**Work to complete**
From the entries below, copy every line that has the word "high".

**Given entries**
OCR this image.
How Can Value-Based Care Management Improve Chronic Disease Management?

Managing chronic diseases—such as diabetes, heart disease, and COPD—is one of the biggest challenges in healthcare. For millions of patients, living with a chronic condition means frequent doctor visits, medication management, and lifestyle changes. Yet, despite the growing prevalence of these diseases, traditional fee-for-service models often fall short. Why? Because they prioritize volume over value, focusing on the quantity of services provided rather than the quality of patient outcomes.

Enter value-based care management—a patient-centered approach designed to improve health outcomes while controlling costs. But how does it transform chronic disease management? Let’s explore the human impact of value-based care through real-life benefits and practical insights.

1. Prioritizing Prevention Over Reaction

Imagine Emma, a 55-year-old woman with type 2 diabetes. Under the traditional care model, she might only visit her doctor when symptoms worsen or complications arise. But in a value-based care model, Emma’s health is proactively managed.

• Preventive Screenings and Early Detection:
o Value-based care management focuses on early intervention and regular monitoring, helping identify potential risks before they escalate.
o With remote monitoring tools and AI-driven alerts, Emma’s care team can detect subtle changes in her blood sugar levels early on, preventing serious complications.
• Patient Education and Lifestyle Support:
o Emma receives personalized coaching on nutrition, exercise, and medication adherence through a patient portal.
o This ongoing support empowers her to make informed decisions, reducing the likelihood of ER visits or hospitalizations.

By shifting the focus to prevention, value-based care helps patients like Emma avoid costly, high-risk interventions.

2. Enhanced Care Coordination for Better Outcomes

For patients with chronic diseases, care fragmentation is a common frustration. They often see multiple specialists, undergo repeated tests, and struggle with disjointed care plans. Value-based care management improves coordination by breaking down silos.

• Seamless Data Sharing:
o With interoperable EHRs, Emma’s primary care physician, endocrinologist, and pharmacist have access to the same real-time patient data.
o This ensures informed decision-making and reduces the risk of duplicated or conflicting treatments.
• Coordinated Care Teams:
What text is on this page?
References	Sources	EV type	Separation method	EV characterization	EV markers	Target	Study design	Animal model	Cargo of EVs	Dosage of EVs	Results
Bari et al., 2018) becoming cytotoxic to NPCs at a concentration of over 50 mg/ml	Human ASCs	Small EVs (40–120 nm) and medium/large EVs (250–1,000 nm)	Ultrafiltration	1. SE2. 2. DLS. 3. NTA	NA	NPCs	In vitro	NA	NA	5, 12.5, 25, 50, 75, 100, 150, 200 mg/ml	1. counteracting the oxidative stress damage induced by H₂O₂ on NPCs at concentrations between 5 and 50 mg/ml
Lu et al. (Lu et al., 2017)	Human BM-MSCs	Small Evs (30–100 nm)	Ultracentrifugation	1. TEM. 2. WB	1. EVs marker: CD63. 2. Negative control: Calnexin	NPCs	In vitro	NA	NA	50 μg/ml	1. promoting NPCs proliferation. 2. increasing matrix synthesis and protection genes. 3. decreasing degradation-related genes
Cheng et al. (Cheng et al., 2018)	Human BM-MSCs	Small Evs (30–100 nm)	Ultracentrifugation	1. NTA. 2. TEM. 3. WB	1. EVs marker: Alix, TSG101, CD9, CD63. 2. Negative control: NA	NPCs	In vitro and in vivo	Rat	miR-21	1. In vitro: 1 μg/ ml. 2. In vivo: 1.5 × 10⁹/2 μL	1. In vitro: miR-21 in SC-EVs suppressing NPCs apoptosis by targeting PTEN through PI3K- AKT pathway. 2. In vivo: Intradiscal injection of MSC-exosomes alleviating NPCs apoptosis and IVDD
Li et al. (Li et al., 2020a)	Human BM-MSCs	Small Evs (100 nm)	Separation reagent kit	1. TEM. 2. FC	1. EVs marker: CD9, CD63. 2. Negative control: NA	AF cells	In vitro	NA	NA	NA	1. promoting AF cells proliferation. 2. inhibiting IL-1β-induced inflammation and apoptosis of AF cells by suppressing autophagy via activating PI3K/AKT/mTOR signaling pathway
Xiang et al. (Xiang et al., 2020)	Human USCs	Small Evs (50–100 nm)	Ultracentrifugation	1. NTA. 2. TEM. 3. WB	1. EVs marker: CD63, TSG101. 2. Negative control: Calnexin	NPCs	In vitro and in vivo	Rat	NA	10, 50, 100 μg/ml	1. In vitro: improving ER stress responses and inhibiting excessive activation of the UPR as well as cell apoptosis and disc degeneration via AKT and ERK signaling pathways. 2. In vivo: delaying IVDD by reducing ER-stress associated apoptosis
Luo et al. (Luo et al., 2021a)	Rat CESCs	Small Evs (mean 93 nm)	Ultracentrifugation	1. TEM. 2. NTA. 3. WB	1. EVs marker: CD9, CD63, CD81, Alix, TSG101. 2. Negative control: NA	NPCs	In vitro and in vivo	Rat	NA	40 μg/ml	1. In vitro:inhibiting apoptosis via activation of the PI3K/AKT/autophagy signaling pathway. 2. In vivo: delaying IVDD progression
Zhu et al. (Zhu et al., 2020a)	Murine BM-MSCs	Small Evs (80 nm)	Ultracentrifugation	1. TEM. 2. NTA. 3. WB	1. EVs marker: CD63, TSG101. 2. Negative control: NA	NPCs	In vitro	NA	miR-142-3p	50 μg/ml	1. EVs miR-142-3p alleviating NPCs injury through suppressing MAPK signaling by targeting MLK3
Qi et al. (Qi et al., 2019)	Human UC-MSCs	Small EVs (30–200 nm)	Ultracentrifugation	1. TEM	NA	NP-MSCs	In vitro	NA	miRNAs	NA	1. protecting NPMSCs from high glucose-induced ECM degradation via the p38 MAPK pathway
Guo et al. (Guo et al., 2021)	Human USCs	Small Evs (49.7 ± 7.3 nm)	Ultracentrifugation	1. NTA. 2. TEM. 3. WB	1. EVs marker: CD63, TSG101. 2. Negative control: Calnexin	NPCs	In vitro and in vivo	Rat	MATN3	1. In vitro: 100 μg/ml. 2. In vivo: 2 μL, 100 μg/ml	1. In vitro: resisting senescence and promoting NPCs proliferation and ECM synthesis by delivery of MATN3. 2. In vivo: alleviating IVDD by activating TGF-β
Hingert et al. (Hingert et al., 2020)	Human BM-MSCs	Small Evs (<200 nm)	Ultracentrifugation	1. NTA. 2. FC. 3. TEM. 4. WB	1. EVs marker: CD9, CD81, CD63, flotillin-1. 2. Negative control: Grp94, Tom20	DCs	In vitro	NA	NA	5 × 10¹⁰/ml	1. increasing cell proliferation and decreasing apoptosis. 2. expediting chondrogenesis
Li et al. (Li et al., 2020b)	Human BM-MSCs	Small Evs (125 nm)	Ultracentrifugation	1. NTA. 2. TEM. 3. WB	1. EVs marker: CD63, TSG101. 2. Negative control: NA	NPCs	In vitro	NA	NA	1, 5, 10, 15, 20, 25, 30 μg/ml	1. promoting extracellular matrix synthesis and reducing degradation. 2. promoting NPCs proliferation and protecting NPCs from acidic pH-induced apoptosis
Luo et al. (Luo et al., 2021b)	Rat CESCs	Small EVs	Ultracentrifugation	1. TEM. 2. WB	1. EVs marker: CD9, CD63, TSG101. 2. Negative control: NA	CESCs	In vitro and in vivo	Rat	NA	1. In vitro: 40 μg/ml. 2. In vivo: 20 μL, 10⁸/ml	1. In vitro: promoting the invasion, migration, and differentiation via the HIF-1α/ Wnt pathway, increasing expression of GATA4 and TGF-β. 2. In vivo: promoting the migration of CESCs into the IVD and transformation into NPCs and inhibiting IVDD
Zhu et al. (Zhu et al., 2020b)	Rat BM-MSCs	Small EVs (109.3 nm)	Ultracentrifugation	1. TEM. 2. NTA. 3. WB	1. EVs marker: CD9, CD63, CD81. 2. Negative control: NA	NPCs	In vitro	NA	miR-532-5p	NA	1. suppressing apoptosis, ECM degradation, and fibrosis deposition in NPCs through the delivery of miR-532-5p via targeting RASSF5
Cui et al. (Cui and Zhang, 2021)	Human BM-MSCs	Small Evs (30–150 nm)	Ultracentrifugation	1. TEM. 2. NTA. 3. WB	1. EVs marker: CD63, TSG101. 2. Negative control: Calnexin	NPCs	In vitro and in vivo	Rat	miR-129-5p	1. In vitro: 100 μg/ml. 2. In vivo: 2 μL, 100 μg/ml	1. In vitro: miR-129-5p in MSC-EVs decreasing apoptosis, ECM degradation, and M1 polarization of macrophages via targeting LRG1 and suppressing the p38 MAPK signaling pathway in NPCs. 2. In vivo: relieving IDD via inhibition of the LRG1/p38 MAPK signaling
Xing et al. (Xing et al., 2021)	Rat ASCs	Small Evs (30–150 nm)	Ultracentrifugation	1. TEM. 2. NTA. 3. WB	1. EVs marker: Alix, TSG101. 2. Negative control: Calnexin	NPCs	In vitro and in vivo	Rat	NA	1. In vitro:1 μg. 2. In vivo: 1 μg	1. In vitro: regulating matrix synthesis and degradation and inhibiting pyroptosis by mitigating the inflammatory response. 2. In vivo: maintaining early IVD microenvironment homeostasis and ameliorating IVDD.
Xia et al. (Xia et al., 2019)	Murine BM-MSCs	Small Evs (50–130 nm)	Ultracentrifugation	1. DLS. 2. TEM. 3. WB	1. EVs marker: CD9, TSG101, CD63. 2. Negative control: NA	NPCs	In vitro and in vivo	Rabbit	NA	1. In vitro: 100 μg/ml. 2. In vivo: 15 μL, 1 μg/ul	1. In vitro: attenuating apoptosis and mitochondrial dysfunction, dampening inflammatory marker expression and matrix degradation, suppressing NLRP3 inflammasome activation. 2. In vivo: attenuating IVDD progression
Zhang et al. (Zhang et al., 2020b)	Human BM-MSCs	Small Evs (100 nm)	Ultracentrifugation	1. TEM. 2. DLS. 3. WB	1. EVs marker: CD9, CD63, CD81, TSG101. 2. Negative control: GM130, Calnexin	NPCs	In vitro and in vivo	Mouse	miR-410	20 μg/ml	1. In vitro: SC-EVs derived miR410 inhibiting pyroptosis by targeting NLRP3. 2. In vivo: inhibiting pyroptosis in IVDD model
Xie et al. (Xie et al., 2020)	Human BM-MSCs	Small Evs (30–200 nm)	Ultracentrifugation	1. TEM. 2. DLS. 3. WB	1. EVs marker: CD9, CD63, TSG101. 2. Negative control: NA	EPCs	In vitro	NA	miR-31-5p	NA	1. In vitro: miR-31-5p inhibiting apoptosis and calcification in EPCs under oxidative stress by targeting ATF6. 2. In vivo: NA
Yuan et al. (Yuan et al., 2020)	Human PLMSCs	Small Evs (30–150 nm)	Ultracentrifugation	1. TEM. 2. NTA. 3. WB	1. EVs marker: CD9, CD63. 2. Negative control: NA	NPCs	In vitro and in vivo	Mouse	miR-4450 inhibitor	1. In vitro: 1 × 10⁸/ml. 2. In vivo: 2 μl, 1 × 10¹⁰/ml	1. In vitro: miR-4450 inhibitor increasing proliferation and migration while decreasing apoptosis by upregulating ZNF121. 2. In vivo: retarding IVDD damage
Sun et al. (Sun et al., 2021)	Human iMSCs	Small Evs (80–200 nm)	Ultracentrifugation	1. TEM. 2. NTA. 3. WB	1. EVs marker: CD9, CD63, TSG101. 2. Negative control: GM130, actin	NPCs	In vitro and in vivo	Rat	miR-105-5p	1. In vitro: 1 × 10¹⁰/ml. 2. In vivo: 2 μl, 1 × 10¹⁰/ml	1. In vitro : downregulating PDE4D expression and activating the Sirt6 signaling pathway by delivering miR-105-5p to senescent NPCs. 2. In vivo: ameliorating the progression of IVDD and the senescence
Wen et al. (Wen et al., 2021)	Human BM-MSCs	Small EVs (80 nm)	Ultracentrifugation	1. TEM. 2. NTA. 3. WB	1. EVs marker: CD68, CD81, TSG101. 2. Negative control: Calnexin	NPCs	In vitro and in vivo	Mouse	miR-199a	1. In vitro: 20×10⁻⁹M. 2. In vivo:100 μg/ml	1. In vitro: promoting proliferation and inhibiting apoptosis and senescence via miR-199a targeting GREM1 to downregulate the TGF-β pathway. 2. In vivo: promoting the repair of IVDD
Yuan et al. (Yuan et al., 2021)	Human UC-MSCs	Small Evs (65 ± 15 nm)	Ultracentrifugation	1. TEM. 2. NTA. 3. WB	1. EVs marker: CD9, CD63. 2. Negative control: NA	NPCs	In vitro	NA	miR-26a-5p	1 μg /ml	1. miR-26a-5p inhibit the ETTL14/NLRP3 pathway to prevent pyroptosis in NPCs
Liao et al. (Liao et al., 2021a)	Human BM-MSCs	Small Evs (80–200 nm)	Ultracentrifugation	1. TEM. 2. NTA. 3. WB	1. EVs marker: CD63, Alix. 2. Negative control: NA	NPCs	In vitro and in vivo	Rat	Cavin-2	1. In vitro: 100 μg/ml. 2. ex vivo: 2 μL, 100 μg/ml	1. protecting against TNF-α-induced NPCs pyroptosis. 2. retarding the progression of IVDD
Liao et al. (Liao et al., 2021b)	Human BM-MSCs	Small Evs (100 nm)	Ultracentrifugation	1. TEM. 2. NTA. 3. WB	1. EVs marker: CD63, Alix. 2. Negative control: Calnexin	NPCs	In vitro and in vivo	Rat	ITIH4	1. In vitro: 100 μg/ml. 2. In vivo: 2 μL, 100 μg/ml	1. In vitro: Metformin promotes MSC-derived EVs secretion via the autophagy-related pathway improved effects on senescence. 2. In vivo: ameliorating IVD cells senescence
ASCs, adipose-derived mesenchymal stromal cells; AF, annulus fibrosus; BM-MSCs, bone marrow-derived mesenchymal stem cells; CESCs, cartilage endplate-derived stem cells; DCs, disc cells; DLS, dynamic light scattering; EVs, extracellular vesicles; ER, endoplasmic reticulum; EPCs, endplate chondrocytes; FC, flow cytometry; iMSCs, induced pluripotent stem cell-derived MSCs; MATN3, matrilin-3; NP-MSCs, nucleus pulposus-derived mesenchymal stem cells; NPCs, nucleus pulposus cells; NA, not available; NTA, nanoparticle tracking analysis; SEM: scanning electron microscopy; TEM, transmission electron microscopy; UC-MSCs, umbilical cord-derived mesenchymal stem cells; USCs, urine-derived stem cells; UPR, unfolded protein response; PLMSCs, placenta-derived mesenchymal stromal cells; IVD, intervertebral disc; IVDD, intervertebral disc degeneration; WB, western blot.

**Task output**
By shifting the focus to prevention, value-based care helps patients like Emma avoid costly, high-risk interventions.
Qi et al. (Qi et al., 2019)	Human UC-MSCs	Small EVs (30–200 nm)	Ultracentrifugation	1. TEM	NA	NP-MSCs	In vitro	NA	miRNAs	NA	1. protecting NPMSCs from high glucose-induced ECM degradation via the p38 MAPK pathway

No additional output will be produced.